**TASK PROMPT**.
Repeat every line of the listing below exactly, minus the pictures.

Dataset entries
□ □ □ □ □
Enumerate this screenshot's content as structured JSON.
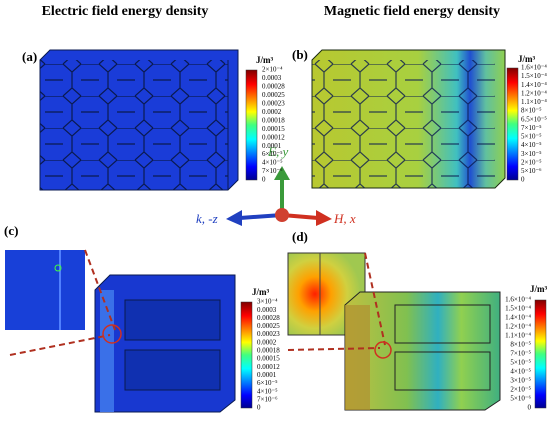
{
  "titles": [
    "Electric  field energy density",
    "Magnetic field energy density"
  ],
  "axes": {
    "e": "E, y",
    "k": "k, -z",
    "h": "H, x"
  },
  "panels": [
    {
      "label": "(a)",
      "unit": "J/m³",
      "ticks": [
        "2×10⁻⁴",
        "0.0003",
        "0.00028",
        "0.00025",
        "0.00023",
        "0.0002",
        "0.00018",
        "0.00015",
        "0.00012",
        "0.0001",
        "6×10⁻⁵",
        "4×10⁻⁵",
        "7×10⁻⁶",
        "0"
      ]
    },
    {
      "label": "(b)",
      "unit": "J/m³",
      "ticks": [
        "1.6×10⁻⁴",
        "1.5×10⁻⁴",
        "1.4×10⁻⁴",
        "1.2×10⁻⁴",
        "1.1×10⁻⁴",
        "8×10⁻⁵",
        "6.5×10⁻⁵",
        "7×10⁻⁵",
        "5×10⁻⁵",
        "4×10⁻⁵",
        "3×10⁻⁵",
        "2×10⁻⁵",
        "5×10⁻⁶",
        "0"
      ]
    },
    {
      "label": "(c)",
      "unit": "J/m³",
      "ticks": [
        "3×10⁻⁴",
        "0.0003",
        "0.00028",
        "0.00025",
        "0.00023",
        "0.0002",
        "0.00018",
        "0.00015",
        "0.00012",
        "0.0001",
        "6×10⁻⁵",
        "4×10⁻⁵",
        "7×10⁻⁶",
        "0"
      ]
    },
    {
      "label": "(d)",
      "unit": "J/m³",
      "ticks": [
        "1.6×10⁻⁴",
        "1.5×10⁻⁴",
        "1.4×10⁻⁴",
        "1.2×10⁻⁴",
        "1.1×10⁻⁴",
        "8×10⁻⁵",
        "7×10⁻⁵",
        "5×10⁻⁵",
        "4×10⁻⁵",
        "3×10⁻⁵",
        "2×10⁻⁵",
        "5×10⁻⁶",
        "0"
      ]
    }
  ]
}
□ □ □ □ □
**RESULT**.
Enumerate this screenshot's content as structured JSON.
{
  "titles": [
    "Electric  field energy density",
    "Magnetic field energy density"
  ],
  "axes": {
    "e": "E, y",
    "k": "k, -z",
    "h": "H, x"
  },
  "panels": [
    {
      "label": "(a)",
      "unit": "J/m³",
      "ticks": [
        "2×10⁻⁴",
        "0.0003",
        "0.00028",
        "0.00025",
        "0.00023",
        "0.0002",
        "0.00018",
        "0.00015",
        "0.00012",
        "0.0001",
        "6×10⁻⁵",
        "4×10⁻⁵",
        "7×10⁻⁶",
        "0"
      ]
    },
    {
      "label": "(b)",
      "unit": "J/m³",
      "ticks": [
        "1.6×10⁻⁴",
        "1.5×10⁻⁴",
        "1.4×10⁻⁴",
        "1.2×10⁻⁴",
        "1.1×10⁻⁴",
        "8×10⁻⁵",
        "6.5×10⁻⁵",
        "7×10⁻⁵",
        "5×10⁻⁵",
        "4×10⁻⁵",
        "3×10⁻⁵",
        "2×10⁻⁵",
        "5×10⁻⁶",
        "0"
      ]
    },
    {
      "label": "(c)",
      "unit": "J/m³",
      "ticks": [
        "3×10⁻⁴",
        "0.0003",
        "0.00028",
        "0.00025",
        "0.00023",
        "0.0002",
        "0.00018",
        "0.00015",
        "0.00012",
        "0.0001",
        "6×10⁻⁵",
        "4×10⁻⁵",
        "7×10⁻⁶",
        "0"
      ]
    },
    {
      "label": "(d)",
      "unit": "J/m³",
      "ticks": [
        "1.6×10⁻⁴",
        "1.5×10⁻⁴",
        "1.4×10⁻⁴",
        "1.2×10⁻⁴",
        "1.1×10⁻⁴",
        "8×10⁻⁵",
        "7×10⁻⁵",
        "5×10⁻⁵",
        "4×10⁻⁵",
        "3×10⁻⁵",
        "2×10⁻⁵",
        "5×10⁻⁶",
        "0"
      ]
    }
  ]
}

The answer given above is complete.